AIM
Go through the entries below and collect each line with the string "label" in it.

EXERCISE INPUTS
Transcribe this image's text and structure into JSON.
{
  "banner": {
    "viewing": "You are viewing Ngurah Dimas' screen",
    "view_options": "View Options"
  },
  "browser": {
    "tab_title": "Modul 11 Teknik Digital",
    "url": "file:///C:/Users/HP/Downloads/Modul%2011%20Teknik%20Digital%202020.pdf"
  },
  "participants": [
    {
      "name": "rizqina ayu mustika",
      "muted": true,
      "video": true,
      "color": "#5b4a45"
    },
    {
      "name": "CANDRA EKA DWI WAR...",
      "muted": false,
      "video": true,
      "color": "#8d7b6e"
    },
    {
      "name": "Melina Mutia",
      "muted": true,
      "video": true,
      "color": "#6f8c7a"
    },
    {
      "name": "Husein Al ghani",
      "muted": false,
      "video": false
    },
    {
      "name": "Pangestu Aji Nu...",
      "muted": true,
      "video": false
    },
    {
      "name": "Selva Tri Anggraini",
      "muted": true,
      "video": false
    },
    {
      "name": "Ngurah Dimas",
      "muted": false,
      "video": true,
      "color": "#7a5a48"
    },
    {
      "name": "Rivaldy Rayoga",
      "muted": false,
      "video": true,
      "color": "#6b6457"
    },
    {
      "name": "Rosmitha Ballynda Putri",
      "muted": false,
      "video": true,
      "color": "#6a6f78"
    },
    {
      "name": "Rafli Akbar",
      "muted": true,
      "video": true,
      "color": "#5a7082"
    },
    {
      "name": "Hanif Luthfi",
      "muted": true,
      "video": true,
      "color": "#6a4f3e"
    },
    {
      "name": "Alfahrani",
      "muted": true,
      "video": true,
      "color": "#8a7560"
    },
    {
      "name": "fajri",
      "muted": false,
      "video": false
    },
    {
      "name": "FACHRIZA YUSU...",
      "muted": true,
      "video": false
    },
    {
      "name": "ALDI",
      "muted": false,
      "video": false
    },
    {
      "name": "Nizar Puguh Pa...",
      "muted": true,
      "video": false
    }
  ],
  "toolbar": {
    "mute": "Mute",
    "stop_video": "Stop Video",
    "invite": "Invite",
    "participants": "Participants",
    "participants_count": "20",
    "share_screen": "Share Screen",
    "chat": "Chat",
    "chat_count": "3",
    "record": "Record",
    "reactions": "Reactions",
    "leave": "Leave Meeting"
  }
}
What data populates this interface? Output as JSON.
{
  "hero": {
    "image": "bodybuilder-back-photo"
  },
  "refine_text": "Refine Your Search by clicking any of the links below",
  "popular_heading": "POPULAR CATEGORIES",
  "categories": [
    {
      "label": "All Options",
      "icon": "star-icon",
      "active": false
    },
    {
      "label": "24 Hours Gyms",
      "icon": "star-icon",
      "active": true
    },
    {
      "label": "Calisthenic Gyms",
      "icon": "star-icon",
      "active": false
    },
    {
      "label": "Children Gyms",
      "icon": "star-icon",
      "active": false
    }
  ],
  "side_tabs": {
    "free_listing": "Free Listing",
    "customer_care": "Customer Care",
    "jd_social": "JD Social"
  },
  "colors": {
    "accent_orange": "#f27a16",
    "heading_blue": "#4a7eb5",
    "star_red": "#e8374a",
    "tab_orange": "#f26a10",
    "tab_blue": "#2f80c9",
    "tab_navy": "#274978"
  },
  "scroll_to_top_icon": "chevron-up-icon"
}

SOLUTION TO THIS TASK
      "label": "All Options",
      "label": "24 Hours Gyms",
      "label": "Calisthenic Gyms",
      "label": "Children Gyms",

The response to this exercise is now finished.